WHAT IS ASKED: Return the number of lines that contain the word "Placidia", and return nothing else.

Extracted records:
☆ ☆ ☆
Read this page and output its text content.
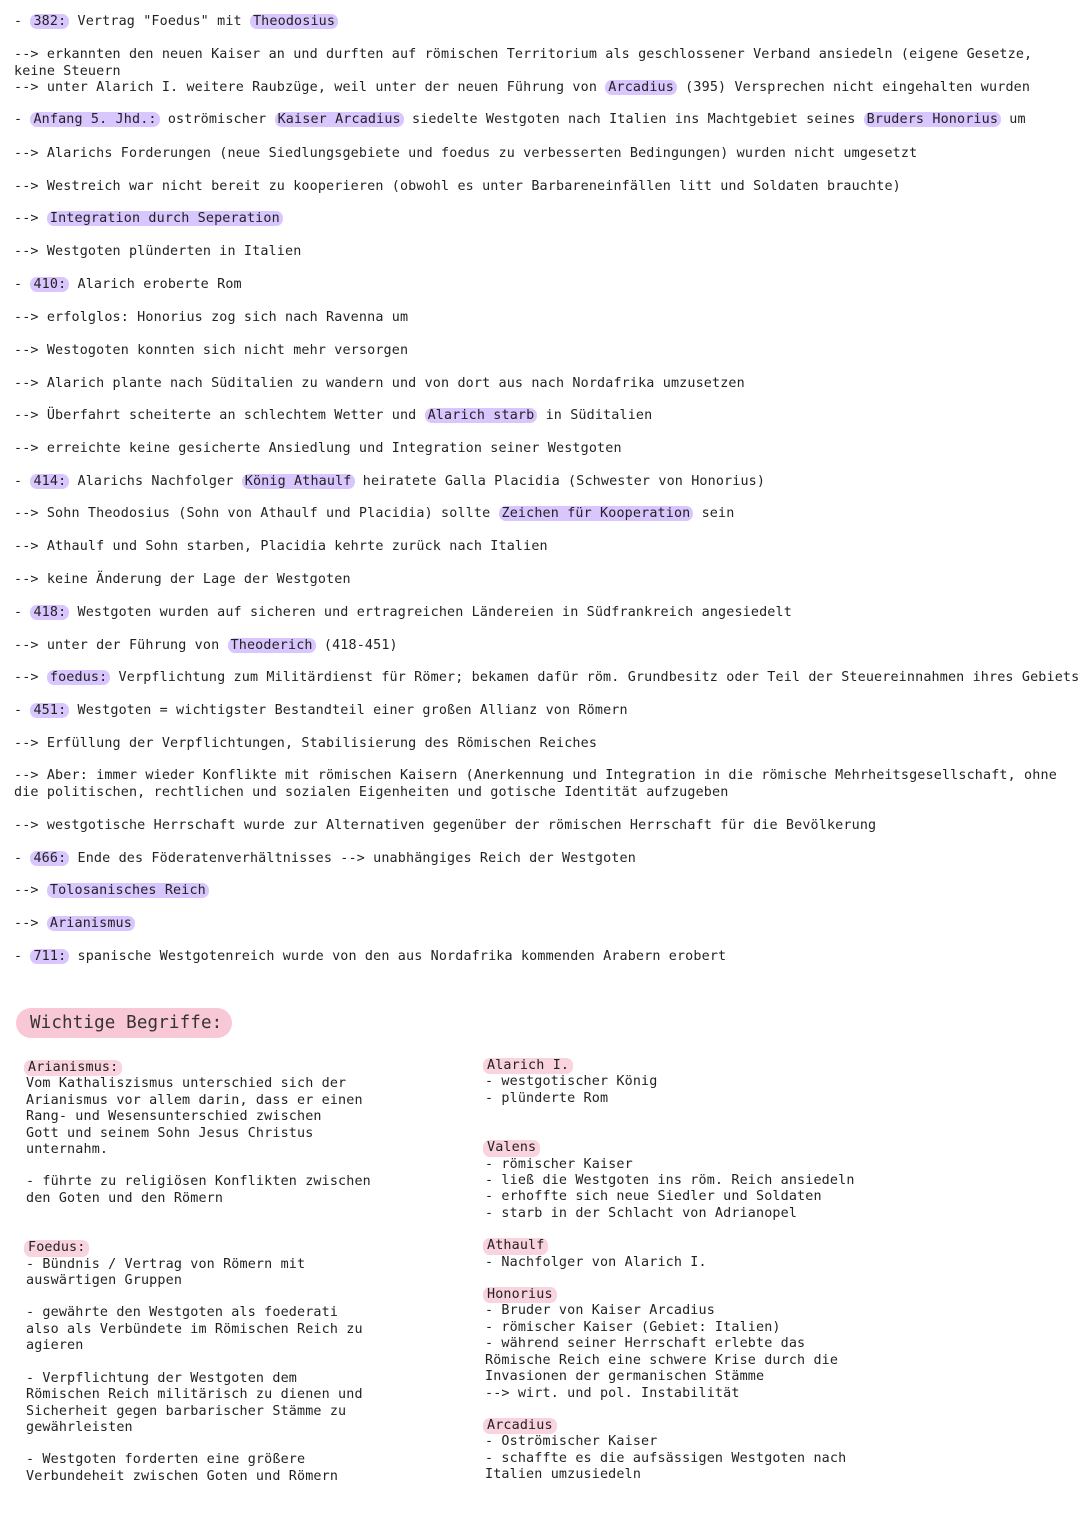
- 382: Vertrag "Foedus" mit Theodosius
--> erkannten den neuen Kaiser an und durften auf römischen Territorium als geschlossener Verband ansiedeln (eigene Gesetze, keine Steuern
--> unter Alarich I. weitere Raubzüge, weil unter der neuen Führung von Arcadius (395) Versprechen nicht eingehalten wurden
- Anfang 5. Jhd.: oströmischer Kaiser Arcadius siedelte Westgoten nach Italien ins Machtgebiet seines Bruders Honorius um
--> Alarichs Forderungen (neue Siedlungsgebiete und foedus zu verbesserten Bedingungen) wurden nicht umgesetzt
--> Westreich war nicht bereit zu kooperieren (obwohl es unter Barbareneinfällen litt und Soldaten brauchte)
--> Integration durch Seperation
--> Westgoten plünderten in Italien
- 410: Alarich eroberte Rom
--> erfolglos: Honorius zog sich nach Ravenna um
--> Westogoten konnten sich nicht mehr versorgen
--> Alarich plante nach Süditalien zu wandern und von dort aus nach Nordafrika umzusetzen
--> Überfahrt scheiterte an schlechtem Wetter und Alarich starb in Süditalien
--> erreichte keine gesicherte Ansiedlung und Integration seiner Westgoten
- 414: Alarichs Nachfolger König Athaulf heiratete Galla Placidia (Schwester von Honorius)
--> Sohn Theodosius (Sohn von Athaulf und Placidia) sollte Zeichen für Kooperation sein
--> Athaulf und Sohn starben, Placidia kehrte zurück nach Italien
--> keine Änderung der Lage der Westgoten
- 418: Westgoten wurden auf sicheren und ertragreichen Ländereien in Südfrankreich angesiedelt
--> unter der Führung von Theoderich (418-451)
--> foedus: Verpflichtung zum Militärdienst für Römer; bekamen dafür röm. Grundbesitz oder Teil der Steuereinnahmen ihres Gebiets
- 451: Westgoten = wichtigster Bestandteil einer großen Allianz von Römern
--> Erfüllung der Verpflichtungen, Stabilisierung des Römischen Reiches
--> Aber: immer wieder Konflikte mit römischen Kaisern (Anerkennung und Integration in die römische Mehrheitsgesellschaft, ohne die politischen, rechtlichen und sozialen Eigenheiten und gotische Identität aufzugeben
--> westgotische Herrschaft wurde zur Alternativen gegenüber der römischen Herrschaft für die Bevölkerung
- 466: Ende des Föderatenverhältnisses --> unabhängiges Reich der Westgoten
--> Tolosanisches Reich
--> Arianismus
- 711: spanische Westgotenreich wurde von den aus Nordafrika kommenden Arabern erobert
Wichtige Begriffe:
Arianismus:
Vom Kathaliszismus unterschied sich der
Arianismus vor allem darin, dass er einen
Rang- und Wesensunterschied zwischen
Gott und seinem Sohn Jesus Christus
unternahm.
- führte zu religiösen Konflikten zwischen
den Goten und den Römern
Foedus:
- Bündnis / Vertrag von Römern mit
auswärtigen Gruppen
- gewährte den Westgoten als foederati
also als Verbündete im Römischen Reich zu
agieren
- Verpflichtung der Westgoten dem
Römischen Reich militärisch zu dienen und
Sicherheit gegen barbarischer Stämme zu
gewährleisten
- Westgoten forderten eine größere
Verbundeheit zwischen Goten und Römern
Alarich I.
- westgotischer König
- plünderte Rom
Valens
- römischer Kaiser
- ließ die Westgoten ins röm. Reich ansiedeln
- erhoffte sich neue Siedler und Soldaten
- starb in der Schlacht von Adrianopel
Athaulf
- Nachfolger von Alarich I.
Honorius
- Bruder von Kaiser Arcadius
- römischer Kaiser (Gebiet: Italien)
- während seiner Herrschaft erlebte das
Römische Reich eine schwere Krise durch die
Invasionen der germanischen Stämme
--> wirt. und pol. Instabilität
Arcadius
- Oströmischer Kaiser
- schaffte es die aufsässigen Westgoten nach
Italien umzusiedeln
☆ ☆ ☆
SOLVED EXERCISE: 3